● **Records supplied**:
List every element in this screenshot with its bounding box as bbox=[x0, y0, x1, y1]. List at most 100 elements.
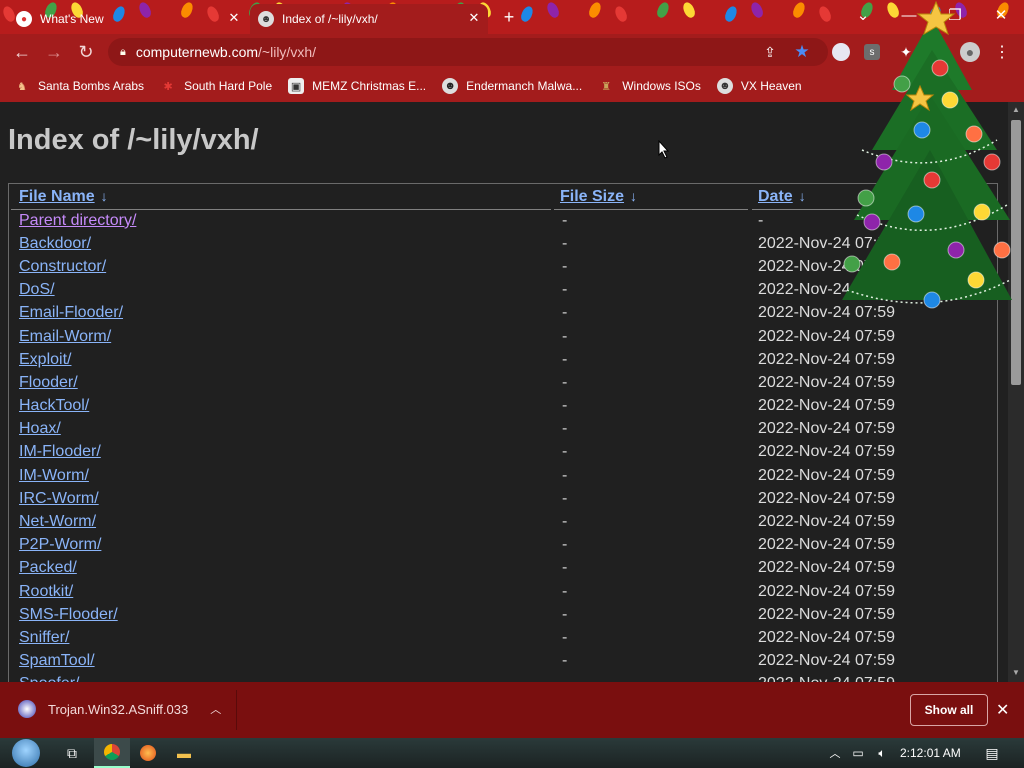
bookmark-label: South Hard Pole bbox=[184, 79, 273, 93]
file-link[interactable]: Email-Flooder/ bbox=[19, 304, 123, 321]
bookmark-endermanch-malware[interactable]: ☻ Endermanch Malwa... bbox=[442, 78, 582, 94]
file-link[interactable]: Spoofer/ bbox=[19, 675, 79, 682]
scrollbar-thumb[interactable] bbox=[1011, 120, 1021, 385]
chrome-taskbar-icon[interactable] bbox=[94, 738, 130, 768]
bookmark-star-icon[interactable]: ★ bbox=[792, 42, 812, 62]
file-link[interactable]: Flooder/ bbox=[19, 374, 78, 391]
chevron-up-icon[interactable]: ︿ bbox=[210, 701, 221, 717]
cell-date: 2022-Nov-24 07:59 bbox=[758, 582, 895, 600]
file-link[interactable]: Hoax/ bbox=[19, 420, 61, 437]
memz-icon: ▣ bbox=[288, 78, 305, 94]
bookmark-memz-christmas[interactable]: ▣ MEMZ Christmas E... bbox=[288, 78, 426, 94]
bookmark-south-hard-pole[interactable]: ✱ South Hard Pole bbox=[160, 78, 272, 94]
table-row: IM-Flooder/ - 2022-Nov-24 07:59 bbox=[9, 441, 997, 464]
close-window-icon[interactable]: ✕ bbox=[978, 0, 1024, 30]
file-link[interactable]: SpamTool/ bbox=[19, 652, 95, 669]
file-link[interactable]: Sniffer/ bbox=[19, 629, 69, 646]
cell-file-name: Hoax/ bbox=[9, 420, 550, 438]
cell-date: 2022-Nov-24 07:59 bbox=[758, 327, 895, 345]
task-view-icon[interactable]: ⧉ bbox=[56, 738, 88, 768]
firefox-taskbar-icon[interactable] bbox=[132, 738, 164, 768]
bookmark-windows-isos[interactable]: ♜ Windows ISOs bbox=[598, 78, 701, 94]
file-link[interactable]: IRC-Worm/ bbox=[19, 490, 99, 507]
cell-date: 2022-Nov-24 07:59 bbox=[758, 350, 895, 368]
extension-flag-icon[interactable] bbox=[832, 43, 850, 61]
light-bulb-icon bbox=[655, 0, 671, 20]
cell-file-size: - bbox=[562, 559, 568, 577]
close-download-bar-icon[interactable]: ✕ bbox=[996, 700, 1009, 720]
scroll-down-icon[interactable]: ▼ bbox=[1012, 668, 1020, 677]
cell-file-name: Spoofer/ bbox=[9, 675, 550, 682]
taskbar-clock[interactable]: 2:12:01 AM bbox=[900, 738, 961, 768]
file-link[interactable]: Packed/ bbox=[19, 559, 77, 576]
mouse-cursor-icon bbox=[658, 140, 670, 159]
cell-file-name: IRC-Worm/ bbox=[9, 490, 550, 508]
sort-arrow-icon[interactable]: ↓ bbox=[799, 188, 806, 204]
file-link[interactable]: IM-Flooder/ bbox=[19, 443, 101, 460]
show-hidden-icons-icon[interactable]: ︿ bbox=[826, 738, 844, 768]
browser-toolbar: ← → ↻ 🔒︎ computernewb.com/~lily/vxh/ ⇪ ★… bbox=[0, 34, 1024, 70]
share-icon[interactable]: ⇪ bbox=[760, 42, 780, 62]
table-row: IRC-Worm/ - 2022-Nov-24 07:59 bbox=[9, 487, 997, 510]
file-link[interactable]: Exploit/ bbox=[19, 351, 71, 368]
file-link[interactable]: Email-Worm/ bbox=[19, 328, 111, 345]
extension-s-icon[interactable]: s bbox=[864, 44, 880, 60]
cell-date: 2022-Nov-24 07:59 bbox=[758, 281, 895, 299]
network-icon[interactable]: ▭ bbox=[848, 738, 868, 768]
bookmark-label: Endermanch Malwa... bbox=[466, 79, 583, 93]
file-link[interactable]: IM-Worm/ bbox=[19, 467, 89, 484]
light-bulb-icon bbox=[723, 4, 739, 24]
column-date[interactable]: Date bbox=[748, 188, 793, 205]
file-link[interactable]: Parent directory/ bbox=[19, 212, 136, 229]
address-bar[interactable]: 🔒︎ computernewb.com/~lily/vxh/ bbox=[108, 38, 828, 66]
volume-icon[interactable]: 🔈︎ bbox=[872, 738, 892, 768]
file-link[interactable]: Backdoor/ bbox=[19, 235, 91, 252]
file-link[interactable]: P2P-Worm/ bbox=[19, 536, 101, 553]
close-tab-icon[interactable]: ✕ bbox=[226, 10, 242, 26]
column-file-size[interactable]: File Size bbox=[550, 188, 624, 205]
sort-arrow-icon[interactable]: ↓ bbox=[630, 188, 637, 204]
file-link[interactable]: Net-Worm/ bbox=[19, 513, 96, 530]
start-button-icon[interactable] bbox=[12, 739, 40, 767]
reload-icon[interactable]: ↻ bbox=[70, 36, 102, 68]
extensions-puzzle-icon[interactable]: ✦ bbox=[896, 42, 916, 62]
forward-icon[interactable]: → bbox=[38, 36, 70, 68]
back-icon[interactable]: ← bbox=[6, 36, 38, 68]
light-bulb-icon bbox=[791, 0, 807, 20]
file-link[interactable]: HackTool/ bbox=[19, 397, 89, 414]
column-file-name[interactable]: File Name bbox=[9, 188, 95, 205]
file-link[interactable]: Constructor/ bbox=[19, 258, 106, 275]
sort-arrow-icon[interactable]: ↓ bbox=[101, 188, 108, 204]
cell-date: 2022-Nov-24 07:59 bbox=[758, 420, 895, 438]
file-link[interactable]: DoS/ bbox=[19, 281, 55, 298]
show-all-button[interactable]: Show all bbox=[910, 694, 988, 726]
action-center-icon[interactable]: ▤ bbox=[980, 738, 1004, 768]
new-tab-icon[interactable]: + bbox=[498, 6, 520, 28]
snowflake-icon: ✱ bbox=[163, 80, 173, 93]
light-bulb-icon bbox=[681, 0, 697, 20]
lock-icon[interactable]: 🔒︎ bbox=[120, 46, 126, 59]
header-divider bbox=[752, 209, 996, 210]
cell-file-name: SpamTool/ bbox=[9, 652, 550, 670]
table-body: Parent directory/- - Backdoor/-2022-Nov-24… bbox=[9, 209, 997, 682]
file-link[interactable]: SMS-Flooder/ bbox=[19, 606, 118, 623]
tab-index-vxh[interactable]: ☻ Index of /~lily/vxh/ ✕ bbox=[250, 4, 488, 34]
minimize-icon[interactable]: — bbox=[886, 0, 932, 30]
tab-whats-new[interactable]: ● What's New ✕ bbox=[8, 4, 248, 34]
menu-kebab-icon[interactable]: ⋮ bbox=[992, 42, 1012, 62]
bookmark-santa-bombs-arabs[interactable]: ♞ Santa Bombs Arabs bbox=[14, 78, 144, 94]
cell-file-name: SMS-Flooder/ bbox=[9, 606, 550, 624]
tab-search-icon[interactable]: ⌄ bbox=[840, 0, 886, 30]
file-explorer-icon[interactable]: ▬ bbox=[168, 738, 200, 768]
bookmark-label: MEMZ Christmas E... bbox=[312, 79, 427, 93]
page-scrollbar[interactable]: ▲ ▼ bbox=[1008, 102, 1024, 682]
download-item[interactable]: Trojan.Win32.ASniff.033 ︿ bbox=[18, 700, 221, 718]
restore-icon[interactable]: ❐ bbox=[932, 0, 978, 30]
table-row: SMS-Flooder/ - 2022-Nov-24 07:59 bbox=[9, 603, 997, 626]
table-row: Packed/ - 2022-Nov-24 07:59 bbox=[9, 557, 997, 580]
scroll-up-icon[interactable]: ▲ bbox=[1012, 105, 1020, 114]
bookmark-vx-heaven[interactable]: ☻ VX Heaven bbox=[716, 78, 802, 94]
file-link[interactable]: Rootkit/ bbox=[19, 583, 73, 600]
close-tab-icon[interactable]: ✕ bbox=[466, 10, 482, 26]
profile-avatar-icon[interactable]: ● bbox=[960, 42, 980, 62]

● **Written task**: Write out the lines of the material above unchanged, beginning at the line that contains "bookmark-label: South Hard" and stopping after the line that contains "cell-file-name: Hoax/ bbox=[9, 420, 550, 438]".

● **Solution to this problem**:
bookmark-label: South Hard Pole bbox=[184, 79, 273, 93]
file-link[interactable]: Email-Flooder/ bbox=[19, 304, 123, 321]
bookmark-endermanch-malware[interactable]: ☻ Endermanch Malwa... bbox=[442, 78, 582, 94]
file-link[interactable]: Spoofer/ bbox=[19, 675, 79, 682]
scrollbar-thumb[interactable] bbox=[1011, 120, 1021, 385]
chrome-taskbar-icon[interactable] bbox=[94, 738, 130, 768]
bookmark-star-icon[interactable]: ★ bbox=[792, 42, 812, 62]
file-link[interactable]: Flooder/ bbox=[19, 374, 78, 391]
chevron-up-icon[interactable]: ︿ bbox=[210, 701, 221, 717]
cell-date: 2022-Nov-24 07:59 bbox=[758, 582, 895, 600]
file-link[interactable]: Hoax/ bbox=[19, 420, 61, 437]
memz-icon: ▣ bbox=[288, 78, 305, 94]
bookmark-memz-christmas[interactable]: ▣ MEMZ Christmas E... bbox=[288, 78, 426, 94]
bookmark-south-hard-pole[interactable]: ✱ South Hard Pole bbox=[160, 78, 272, 94]
table-row: IM-Flooder/ - 2022-Nov-24 07:59 bbox=[9, 441, 997, 464]
close-window-icon[interactable]: ✕ bbox=[978, 0, 1024, 30]
file-link[interactable]: SpamTool/ bbox=[19, 652, 95, 669]
file-link[interactable]: Sniffer/ bbox=[19, 629, 69, 646]
cell-file-name: Hoax/ bbox=[9, 420, 550, 438]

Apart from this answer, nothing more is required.